Extract, exactly as written, all lines of the material below from the line that includes "What data populates" through its last line.

Dataset listings of figures:
********************

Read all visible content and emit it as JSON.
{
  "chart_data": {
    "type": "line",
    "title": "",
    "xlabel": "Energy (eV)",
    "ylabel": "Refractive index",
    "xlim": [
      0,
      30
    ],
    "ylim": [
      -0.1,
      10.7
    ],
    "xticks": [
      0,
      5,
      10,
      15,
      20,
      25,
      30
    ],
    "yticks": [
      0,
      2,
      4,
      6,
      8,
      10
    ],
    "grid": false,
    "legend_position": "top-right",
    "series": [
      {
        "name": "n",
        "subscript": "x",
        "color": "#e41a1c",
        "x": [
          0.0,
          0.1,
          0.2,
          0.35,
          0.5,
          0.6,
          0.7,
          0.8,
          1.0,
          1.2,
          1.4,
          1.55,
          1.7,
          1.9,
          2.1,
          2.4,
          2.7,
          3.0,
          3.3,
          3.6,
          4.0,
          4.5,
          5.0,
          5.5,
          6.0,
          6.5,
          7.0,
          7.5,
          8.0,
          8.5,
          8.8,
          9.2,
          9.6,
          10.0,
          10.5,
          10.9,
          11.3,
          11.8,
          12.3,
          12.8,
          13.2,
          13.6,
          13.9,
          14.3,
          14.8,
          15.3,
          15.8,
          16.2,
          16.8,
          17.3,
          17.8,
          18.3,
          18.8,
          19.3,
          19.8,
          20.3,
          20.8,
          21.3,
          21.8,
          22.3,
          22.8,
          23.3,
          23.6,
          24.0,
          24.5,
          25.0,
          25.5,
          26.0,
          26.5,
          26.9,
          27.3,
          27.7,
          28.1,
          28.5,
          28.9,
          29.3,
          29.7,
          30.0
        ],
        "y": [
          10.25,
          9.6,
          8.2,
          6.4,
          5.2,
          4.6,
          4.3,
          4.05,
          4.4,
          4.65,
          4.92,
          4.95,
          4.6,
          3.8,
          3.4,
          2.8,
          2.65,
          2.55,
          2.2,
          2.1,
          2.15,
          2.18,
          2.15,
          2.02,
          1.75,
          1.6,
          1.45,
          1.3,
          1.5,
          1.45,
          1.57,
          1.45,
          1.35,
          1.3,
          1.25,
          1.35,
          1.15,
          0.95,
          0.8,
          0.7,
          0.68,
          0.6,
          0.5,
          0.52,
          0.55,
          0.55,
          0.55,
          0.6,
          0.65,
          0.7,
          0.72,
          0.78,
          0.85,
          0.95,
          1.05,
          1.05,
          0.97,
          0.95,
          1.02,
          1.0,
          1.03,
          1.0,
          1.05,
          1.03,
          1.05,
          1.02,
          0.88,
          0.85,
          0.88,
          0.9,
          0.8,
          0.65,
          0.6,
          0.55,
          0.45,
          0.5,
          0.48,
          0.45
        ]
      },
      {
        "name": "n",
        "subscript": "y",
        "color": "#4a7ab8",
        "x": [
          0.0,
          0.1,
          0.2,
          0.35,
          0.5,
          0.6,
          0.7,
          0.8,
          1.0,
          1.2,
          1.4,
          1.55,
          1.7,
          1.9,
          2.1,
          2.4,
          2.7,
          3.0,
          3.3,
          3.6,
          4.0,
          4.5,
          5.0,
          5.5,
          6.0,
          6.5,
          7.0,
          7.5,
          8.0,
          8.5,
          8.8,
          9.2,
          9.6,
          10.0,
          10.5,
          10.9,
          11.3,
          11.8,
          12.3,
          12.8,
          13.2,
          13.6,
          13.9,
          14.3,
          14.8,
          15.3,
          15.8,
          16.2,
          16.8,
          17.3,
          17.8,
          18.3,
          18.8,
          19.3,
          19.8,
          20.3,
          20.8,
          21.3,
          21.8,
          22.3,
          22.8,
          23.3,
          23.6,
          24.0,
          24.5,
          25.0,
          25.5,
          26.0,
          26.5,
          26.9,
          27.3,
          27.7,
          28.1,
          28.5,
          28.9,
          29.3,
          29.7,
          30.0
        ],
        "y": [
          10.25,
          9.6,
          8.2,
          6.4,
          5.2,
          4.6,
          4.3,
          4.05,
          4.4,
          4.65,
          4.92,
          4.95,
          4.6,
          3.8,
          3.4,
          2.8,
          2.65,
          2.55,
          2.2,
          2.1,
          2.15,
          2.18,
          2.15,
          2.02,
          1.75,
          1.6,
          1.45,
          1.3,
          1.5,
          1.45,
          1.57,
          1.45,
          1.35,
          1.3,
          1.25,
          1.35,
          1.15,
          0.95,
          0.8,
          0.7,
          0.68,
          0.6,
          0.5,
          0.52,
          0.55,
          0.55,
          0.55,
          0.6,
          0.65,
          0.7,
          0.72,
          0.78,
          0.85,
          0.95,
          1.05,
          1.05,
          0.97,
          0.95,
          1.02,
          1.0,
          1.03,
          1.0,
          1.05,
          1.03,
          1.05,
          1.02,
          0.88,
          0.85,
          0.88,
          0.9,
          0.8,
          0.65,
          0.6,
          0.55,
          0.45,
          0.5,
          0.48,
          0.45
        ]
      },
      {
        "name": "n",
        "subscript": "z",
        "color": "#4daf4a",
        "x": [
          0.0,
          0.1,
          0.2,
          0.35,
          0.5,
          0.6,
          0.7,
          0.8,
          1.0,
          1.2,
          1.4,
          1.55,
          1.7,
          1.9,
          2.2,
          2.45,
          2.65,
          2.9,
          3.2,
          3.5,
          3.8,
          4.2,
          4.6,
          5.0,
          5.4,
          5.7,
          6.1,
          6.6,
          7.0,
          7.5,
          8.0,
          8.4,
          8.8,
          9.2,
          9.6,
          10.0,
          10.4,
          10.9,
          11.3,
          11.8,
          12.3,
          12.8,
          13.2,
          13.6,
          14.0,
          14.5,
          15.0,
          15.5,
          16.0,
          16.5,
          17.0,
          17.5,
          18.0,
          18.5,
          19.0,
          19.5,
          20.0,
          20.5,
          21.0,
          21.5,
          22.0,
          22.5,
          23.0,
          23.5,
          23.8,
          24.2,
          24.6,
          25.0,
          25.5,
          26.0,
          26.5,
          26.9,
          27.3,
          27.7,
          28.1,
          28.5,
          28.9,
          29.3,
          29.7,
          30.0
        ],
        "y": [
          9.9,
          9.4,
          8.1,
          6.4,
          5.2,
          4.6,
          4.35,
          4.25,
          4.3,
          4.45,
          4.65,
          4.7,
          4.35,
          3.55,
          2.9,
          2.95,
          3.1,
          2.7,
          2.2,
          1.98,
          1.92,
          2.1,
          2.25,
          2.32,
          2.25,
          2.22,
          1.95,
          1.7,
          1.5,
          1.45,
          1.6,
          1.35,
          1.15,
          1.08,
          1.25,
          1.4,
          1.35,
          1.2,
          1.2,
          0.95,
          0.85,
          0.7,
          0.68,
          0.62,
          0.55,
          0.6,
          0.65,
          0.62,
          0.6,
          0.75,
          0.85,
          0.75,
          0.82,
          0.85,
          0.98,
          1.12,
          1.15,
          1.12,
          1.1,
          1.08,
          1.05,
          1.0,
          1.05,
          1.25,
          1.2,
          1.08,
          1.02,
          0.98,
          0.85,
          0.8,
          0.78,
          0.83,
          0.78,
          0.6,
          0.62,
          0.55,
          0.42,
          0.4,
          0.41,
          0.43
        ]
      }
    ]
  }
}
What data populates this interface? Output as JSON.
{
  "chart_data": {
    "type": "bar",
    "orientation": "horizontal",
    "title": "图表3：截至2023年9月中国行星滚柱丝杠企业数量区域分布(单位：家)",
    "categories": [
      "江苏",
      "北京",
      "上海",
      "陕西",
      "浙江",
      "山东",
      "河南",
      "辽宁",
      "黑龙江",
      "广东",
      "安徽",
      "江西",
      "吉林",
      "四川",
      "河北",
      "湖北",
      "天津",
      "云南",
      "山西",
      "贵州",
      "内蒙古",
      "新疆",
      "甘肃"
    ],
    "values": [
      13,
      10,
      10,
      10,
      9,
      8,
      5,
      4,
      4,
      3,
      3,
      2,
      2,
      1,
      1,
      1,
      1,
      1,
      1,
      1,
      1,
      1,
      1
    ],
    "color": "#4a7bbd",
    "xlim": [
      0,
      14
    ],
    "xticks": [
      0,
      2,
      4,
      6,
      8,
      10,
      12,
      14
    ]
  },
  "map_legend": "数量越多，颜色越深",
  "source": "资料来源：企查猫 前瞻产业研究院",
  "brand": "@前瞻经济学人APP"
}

********************

- **THE REPLY**:
What data populates this interface? Output as JSON.
{
  "chart_data": {
    "type": "bar",
    "orientation": "horizontal",
    "title": "图表3：截至2023年9月中国行星滚柱丝杠企业数量区域分布(单位：家)",
    "categories": [
      "江苏",
      "北京",
      "上海",
      "陕西",
      "浙江",
      "山东",
      "河南",
      "辽宁",
      "黑龙江",
      "广东",
      "安徽",
      "江西",
      "吉林",
      "四川",
      "河北",
      "湖北",
      "天津",
      "云南",
      "山西",
      "贵州",
      "内蒙古",
      "新疆",
      "甘肃"
    ],
    "values": [
      13,
      10,
      10,
      10,
      9,
      8,
      5,
      4,
      4,
      3,
      3,
      2,
      2,
      1,
      1,
      1,
      1,
      1,
      1,
      1,
      1,
      1,
      1
    ],
    "color": "#4a7bbd",
    "xlim": [
      0,
      14
    ],
    "xticks": [
      0,
      2,
      4,
      6,
      8,
      10,
      12,
      14
    ]
  },
  "map_legend": "数量越多，颜色越深",
  "source": "资料来源：企查猫 前瞻产业研究院",
  "brand": "@前瞻经济学人APP"
}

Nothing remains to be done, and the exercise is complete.